→ WHAT IS NEEDED: Of the lines in the entries, how many hold the word "filled"? Give that number alone.

→ TASK DATA:
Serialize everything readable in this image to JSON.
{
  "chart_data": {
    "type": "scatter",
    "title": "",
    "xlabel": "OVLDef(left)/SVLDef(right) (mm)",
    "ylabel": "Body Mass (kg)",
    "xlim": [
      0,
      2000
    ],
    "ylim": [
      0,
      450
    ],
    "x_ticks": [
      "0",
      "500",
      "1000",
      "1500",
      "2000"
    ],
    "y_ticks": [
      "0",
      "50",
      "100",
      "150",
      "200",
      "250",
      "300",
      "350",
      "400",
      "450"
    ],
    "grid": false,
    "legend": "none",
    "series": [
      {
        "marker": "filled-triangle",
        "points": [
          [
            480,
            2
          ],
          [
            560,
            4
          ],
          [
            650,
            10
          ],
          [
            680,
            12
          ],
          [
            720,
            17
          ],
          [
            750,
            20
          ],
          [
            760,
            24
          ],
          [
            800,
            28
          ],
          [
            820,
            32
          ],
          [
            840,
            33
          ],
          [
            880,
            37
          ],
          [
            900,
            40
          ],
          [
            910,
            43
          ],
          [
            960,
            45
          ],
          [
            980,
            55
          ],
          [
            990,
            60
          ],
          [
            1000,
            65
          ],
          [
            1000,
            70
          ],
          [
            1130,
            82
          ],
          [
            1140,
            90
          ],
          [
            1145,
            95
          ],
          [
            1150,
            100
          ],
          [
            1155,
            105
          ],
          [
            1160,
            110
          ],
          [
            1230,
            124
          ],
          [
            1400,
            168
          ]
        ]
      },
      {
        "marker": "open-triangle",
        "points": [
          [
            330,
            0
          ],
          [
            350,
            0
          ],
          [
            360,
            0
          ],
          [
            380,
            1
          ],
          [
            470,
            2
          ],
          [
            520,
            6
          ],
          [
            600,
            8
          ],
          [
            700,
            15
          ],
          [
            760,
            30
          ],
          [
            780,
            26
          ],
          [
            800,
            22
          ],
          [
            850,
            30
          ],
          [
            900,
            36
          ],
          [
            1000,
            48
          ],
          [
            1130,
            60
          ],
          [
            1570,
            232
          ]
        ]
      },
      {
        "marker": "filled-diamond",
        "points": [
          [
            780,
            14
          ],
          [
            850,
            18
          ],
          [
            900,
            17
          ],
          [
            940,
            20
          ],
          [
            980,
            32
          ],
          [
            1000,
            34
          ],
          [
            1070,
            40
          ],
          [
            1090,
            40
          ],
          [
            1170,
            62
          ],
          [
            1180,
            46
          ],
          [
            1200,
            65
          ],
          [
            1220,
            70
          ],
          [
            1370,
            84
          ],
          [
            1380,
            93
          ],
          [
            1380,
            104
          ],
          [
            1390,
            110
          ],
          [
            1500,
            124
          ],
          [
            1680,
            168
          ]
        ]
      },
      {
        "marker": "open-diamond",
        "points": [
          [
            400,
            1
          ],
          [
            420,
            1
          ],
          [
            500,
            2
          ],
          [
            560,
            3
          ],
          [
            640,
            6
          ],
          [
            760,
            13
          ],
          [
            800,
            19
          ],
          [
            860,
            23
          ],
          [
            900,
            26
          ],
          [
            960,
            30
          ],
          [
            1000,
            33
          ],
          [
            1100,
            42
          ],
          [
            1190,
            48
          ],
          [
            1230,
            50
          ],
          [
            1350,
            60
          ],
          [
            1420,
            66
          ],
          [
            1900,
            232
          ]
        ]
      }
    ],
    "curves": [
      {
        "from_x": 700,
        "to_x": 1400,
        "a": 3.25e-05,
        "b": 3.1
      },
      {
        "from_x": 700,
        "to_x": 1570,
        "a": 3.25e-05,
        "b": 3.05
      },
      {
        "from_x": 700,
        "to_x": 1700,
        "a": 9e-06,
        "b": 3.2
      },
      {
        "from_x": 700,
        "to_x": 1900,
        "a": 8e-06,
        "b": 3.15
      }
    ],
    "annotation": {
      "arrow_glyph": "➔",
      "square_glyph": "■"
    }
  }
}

→ RESPONSE TO THE TASK: 2